本文抜粋.
——————————

評者: 椹木野衣 / 朝⽇新聞掲載:2023年04月08日
田中敦子と具体美術協会 金山明および吉原治良との関係から読み解く 著者:加藤 瑞穂 出版社:大阪大学出版会 ジャンル:芸術・アート

ISBN: 9784872597707
発売⽇: 2023/01/20
サイズ: 22cm/398p

「田中敦子と具体美術協会」 [著]加藤瑞穂

 「具体美術協会」は、いま世界で注目を集める戦後日本の代表的な現代美術の動向だ。昨年から今年にかけて、関西の国公立美術館・二館共同で行われた大規模な回顧展でも「GUTAI」と表記され、美術の世界共通語となっている。だが、具体にスポットが当たるあまり、身をおいた美術家たちが構成員としてみなされる傾向も強かった。本書は、田中敦子というひとりの美術家をめぐって、具体という集団に所属した恩恵のみならず、少なからぬ相克についても論じる。旧来のモノグラフの提示というのとも違っており「集団の中の複数の個がどのような関係を築いたか」という新たな視点を提示する。

——————————

元データ.

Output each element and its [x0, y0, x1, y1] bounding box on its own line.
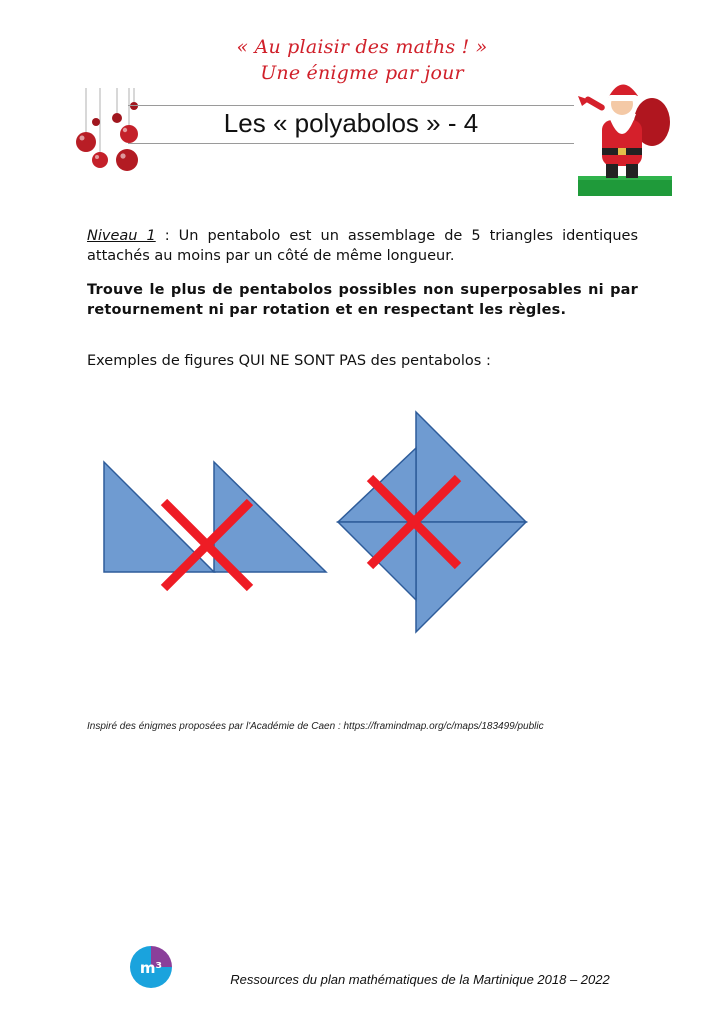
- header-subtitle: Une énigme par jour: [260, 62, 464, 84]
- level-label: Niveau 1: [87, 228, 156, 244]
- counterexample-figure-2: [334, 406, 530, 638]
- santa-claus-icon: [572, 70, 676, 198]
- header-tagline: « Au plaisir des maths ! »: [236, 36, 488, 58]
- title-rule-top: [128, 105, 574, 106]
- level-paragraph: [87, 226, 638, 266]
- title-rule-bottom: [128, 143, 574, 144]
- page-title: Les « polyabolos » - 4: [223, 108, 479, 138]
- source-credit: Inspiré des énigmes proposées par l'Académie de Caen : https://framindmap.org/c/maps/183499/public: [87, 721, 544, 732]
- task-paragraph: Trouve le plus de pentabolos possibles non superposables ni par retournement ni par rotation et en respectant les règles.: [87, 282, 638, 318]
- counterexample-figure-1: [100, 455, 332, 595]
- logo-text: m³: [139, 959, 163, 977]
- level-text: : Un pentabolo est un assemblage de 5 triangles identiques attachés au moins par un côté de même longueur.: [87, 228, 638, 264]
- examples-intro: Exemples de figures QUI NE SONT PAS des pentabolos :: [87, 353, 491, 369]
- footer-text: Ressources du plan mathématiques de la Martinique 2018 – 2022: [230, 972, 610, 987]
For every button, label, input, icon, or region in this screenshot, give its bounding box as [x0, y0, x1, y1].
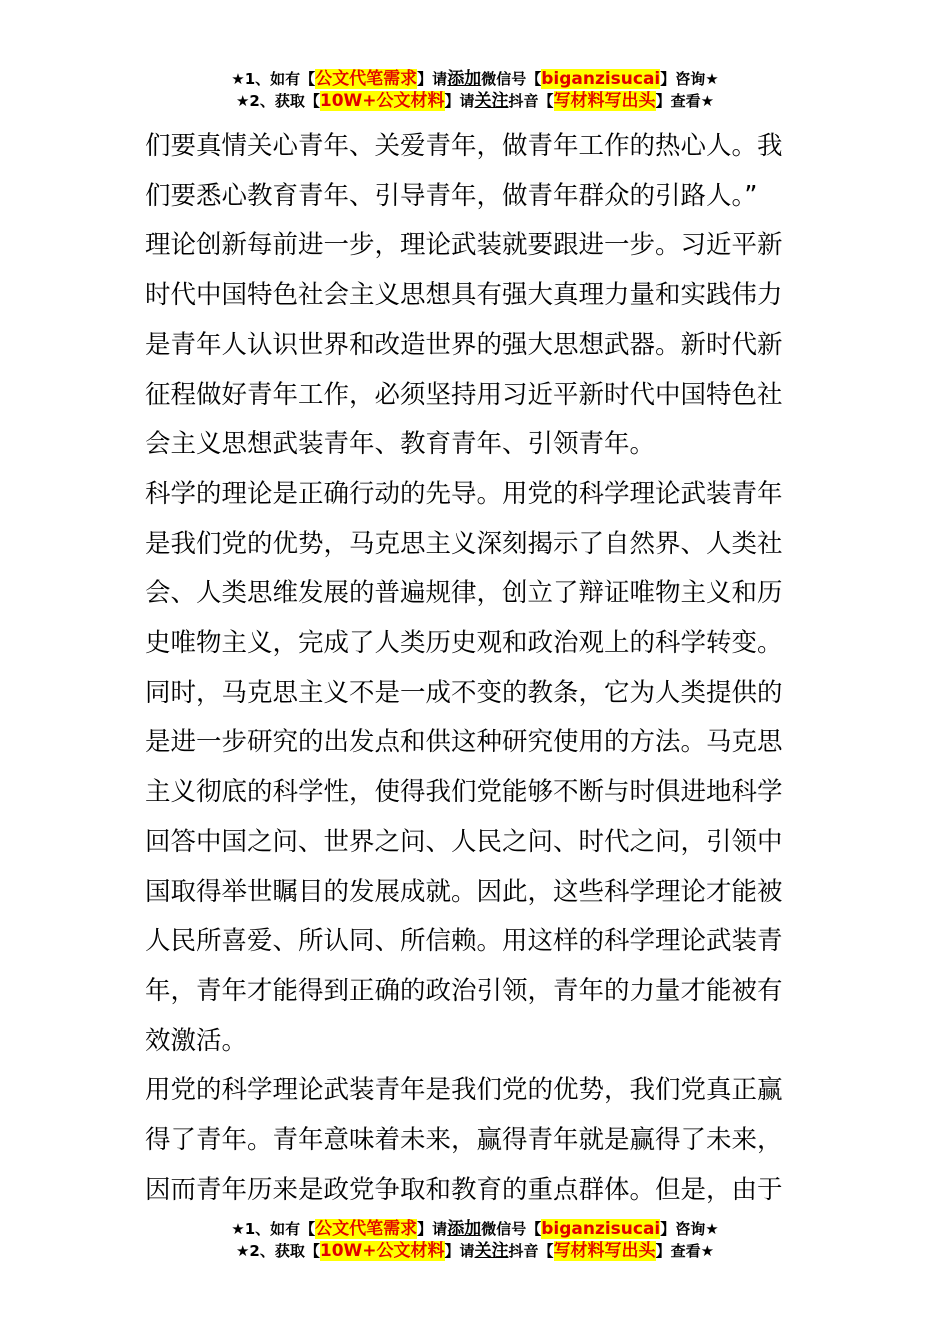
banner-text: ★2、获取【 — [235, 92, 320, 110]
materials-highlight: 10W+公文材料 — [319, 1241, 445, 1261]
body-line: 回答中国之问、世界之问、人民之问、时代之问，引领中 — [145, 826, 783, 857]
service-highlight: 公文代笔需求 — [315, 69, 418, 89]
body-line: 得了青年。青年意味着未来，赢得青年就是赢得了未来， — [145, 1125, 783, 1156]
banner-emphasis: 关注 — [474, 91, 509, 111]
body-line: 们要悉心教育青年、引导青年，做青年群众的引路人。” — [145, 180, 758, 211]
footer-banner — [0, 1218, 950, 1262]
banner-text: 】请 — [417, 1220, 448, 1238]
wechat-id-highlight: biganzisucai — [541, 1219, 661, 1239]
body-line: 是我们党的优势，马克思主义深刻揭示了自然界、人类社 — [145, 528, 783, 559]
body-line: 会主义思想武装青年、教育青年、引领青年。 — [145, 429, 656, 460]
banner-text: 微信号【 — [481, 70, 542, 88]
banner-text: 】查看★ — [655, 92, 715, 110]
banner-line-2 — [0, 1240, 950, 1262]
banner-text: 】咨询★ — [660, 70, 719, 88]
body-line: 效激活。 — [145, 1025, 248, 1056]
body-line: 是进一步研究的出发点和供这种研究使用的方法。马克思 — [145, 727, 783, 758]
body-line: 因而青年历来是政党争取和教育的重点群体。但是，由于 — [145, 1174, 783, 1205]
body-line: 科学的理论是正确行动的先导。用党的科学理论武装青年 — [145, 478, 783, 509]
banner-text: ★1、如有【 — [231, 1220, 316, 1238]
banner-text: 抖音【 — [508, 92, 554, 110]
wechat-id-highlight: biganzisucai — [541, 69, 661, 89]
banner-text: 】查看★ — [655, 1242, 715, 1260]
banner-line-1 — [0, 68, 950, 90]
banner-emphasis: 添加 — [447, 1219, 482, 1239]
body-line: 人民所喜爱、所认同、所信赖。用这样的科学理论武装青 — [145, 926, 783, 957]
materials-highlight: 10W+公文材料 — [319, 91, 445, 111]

——————————

課題 1.
次の(a)〜(c)が書評の内容と合っているか、それぞれ「はい」か「いいえ」で答え、決め手になる書評の言葉をそのまま引いてください。(a) 回顧展は関西の国公立美術館二館の共同で行われた。(b) 本書は、具体に所属したことの恩恵だけを論じている。(c) 本書は、旧来のモノグラフを提示する本である。
課題 2.
エントリのうち、「banner-text: ★2、获取【 — [235, 92, 320, 110]」を含む行からエントリの最後の行までを、両端の行も含めて一字一句変えずに書き出してください。

模範解答 1.
(a) はい。「関西の国公立美術館・二館共同で行われた大規模な回顧展」
(b) いいえ。「具体という集団に所属した恩恵のみならず、少なからぬ相克についても論じる」
(c) いいえ。「旧来のモノグラフの提示というのとも違っており」

模範解答 2.
banner-text: ★2、获取【 — [235, 92, 320, 110]
materials-highlight: 10W+公文材料 — [319, 1241, 445, 1261]
body-line: 回答中国之问、世界之问、人民之问、时代之问，引领中 — [145, 826, 783, 857]
service-highlight: 公文代笔需求 — [315, 69, 418, 89]
body-line: 得了青年。青年意味着未来，赢得青年就是赢得了未来， — [145, 1125, 783, 1156]
banner-emphasis: 关注 — [474, 91, 509, 111]
body-line: 们要悉心教育青年、引导青年，做青年群众的引路人。” — [145, 180, 758, 211]
footer-banner — [0, 1218, 950, 1262]
banner-text: 】请 — [417, 1220, 448, 1238]
wechat-id-highlight: biganzisucai — [541, 1219, 661, 1239]
body-line: 是我们党的优势，马克思主义深刻揭示了自然界、人类社 — [145, 528, 783, 559]
body-line: 会主义思想武装青年、教育青年、引领青年。 — [145, 429, 656, 460]
banner-text: 微信号【 — [481, 70, 542, 88]
banner-text: 】查看★ — [655, 92, 715, 110]
banner-line-2 — [0, 1240, 950, 1262]
banner-text: 】咨询★ — [660, 70, 719, 88]
body-line: 效激活。 — [145, 1025, 248, 1056]
body-line: 是进一步研究的出发点和供这种研究使用的方法。马克思 — [145, 727, 783, 758]
body-line: 因而青年历来是政党争取和教育的重点群体。但是，由于 — [145, 1174, 783, 1205]
body-line: 科学的理论是正确行动的先导。用党的科学理论武装青年 — [145, 478, 783, 509]
banner-text: ★1、如有【 — [231, 1220, 316, 1238]
banner-text: 抖音【 — [508, 92, 554, 110]
wechat-id-highlight: biganzisucai — [541, 69, 661, 89]
banner-text: 】查看★ — [655, 1242, 715, 1260]
banner-line-1 — [0, 68, 950, 90]
banner-emphasis: 添加 — [447, 1219, 482, 1239]
body-line: 人民所喜爱、所认同、所信赖。用这样的科学理论武装青 — [145, 926, 783, 957]
materials-highlight: 10W+公文材料 — [319, 91, 445, 111]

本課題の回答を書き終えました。